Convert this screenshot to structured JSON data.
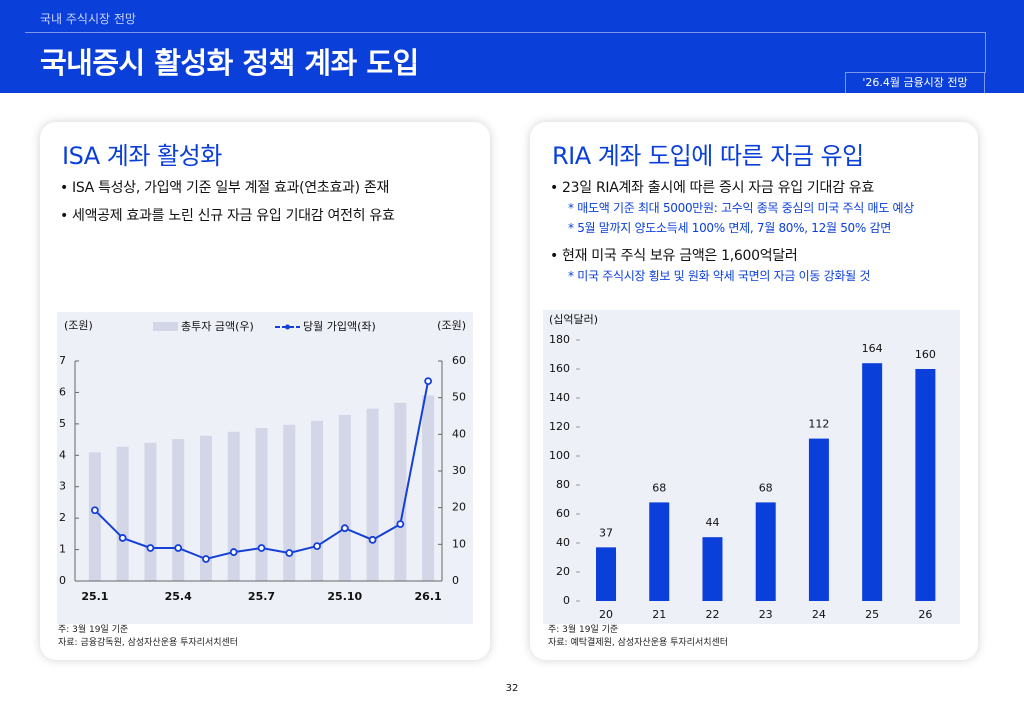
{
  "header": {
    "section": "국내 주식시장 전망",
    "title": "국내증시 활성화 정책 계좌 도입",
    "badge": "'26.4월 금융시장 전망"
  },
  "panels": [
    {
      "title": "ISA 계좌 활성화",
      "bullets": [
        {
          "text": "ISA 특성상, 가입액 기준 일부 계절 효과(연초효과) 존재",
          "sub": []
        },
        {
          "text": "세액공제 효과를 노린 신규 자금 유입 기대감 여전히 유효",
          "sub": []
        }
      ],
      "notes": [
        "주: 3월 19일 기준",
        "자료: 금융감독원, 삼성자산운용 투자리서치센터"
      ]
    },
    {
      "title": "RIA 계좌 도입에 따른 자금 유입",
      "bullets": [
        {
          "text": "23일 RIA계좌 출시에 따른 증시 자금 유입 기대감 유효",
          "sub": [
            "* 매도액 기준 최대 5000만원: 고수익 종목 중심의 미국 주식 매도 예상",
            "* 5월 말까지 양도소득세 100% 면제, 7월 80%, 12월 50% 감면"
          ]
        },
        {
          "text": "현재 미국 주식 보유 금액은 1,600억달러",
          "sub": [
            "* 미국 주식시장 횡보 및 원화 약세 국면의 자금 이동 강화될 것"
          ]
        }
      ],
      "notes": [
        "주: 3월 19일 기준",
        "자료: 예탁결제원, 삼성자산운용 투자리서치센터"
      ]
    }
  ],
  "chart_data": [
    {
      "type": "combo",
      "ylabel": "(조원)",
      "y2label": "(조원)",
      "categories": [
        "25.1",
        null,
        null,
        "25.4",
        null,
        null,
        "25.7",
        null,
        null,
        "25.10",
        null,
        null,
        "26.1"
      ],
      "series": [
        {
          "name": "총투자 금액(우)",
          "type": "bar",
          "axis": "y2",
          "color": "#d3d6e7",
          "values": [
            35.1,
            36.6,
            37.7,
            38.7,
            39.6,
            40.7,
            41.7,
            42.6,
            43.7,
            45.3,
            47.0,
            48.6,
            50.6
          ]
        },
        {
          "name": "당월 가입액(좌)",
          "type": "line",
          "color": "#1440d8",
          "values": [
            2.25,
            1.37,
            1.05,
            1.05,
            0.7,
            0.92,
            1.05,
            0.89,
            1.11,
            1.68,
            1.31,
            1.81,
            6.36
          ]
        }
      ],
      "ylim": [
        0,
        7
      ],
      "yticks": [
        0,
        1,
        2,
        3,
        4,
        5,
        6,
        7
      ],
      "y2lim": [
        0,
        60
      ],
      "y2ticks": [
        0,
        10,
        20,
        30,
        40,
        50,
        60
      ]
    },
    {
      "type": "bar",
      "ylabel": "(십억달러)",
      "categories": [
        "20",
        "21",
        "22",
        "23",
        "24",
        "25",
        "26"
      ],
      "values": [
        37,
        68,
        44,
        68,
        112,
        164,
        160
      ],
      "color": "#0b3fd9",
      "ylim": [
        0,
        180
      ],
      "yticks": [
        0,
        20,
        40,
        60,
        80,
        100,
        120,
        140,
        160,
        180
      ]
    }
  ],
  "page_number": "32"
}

• • • • • • •

[Directive] Every line of the data should be copied as it stands, without the images.

[The output]
Convert this screenshot to structured JSON data.
{
  "header": {
    "section": "국내 주식시장 전망",
    "title": "국내증시 활성화 정책 계좌 도입",
    "badge": "'26.4월 금융시장 전망"
  },
  "panels": [
    {
      "title": "ISA 계좌 활성화",
      "bullets": [
        {
          "text": "ISA 특성상, 가입액 기준 일부 계절 효과(연초효과) 존재",
          "sub": []
        },
        {
          "text": "세액공제 효과를 노린 신규 자금 유입 기대감 여전히 유효",
          "sub": []
        }
      ],
      "notes": [
        "주: 3월 19일 기준",
        "자료: 금융감독원, 삼성자산운용 투자리서치센터"
      ]
    },
    {
      "title": "RIA 계좌 도입에 따른 자금 유입",
      "bullets": [
        {
          "text": "23일 RIA계좌 출시에 따른 증시 자금 유입 기대감 유효",
          "sub": [
            "* 매도액 기준 최대 5000만원: 고수익 종목 중심의 미국 주식 매도 예상",
            "* 5월 말까지 양도소득세 100% 면제, 7월 80%, 12월 50% 감면"
          ]
        },
        {
          "text": "현재 미국 주식 보유 금액은 1,600억달러",
          "sub": [
            "* 미국 주식시장 횡보 및 원화 약세 국면의 자금 이동 강화될 것"
          ]
        }
      ],
      "notes": [
        "주: 3월 19일 기준",
        "자료: 예탁결제원, 삼성자산운용 투자리서치센터"
      ]
    }
  ],
  "chart_data": [
    {
      "type": "combo",
      "ylabel": "(조원)",
      "y2label": "(조원)",
      "categories": [
        "25.1",
        null,
        null,
        "25.4",
        null,
        null,
        "25.7",
        null,
        null,
        "25.10",
        null,
        null,
        "26.1"
      ],
      "series": [
        {
          "name": "총투자 금액(우)",
          "type": "bar",
          "axis": "y2",
          "color": "#d3d6e7",
          "values": [
            35.1,
            36.6,
            37.7,
            38.7,
            39.6,
            40.7,
            41.7,
            42.6,
            43.7,
            45.3,
            47.0,
            48.6,
            50.6
          ]
        },
        {
          "name": "당월 가입액(좌)",
          "type": "line",
          "color": "#1440d8",
          "values": [
            2.25,
            1.37,
            1.05,
            1.05,
            0.7,
            0.92,
            1.05,
            0.89,
            1.11,
            1.68,
            1.31,
            1.81,
            6.36
          ]
        }
      ],
      "ylim": [
        0,
        7
      ],
      "yticks": [
        0,
        1,
        2,
        3,
        4,
        5,
        6,
        7
      ],
      "y2lim": [
        0,
        60
      ],
      "y2ticks": [
        0,
        10,
        20,
        30,
        40,
        50,
        60
      ]
    },
    {
      "type": "bar",
      "ylabel": "(십억달러)",
      "categories": [
        "20",
        "21",
        "22",
        "23",
        "24",
        "25",
        "26"
      ],
      "values": [
        37,
        68,
        44,
        68,
        112,
        164,
        160
      ],
      "color": "#0b3fd9",
      "ylim": [
        0,
        180
      ],
      "yticks": [
        0,
        20,
        40,
        60,
        80,
        100,
        120,
        140,
        160,
        180
      ]
    }
  ],
  "page_number": "32"
}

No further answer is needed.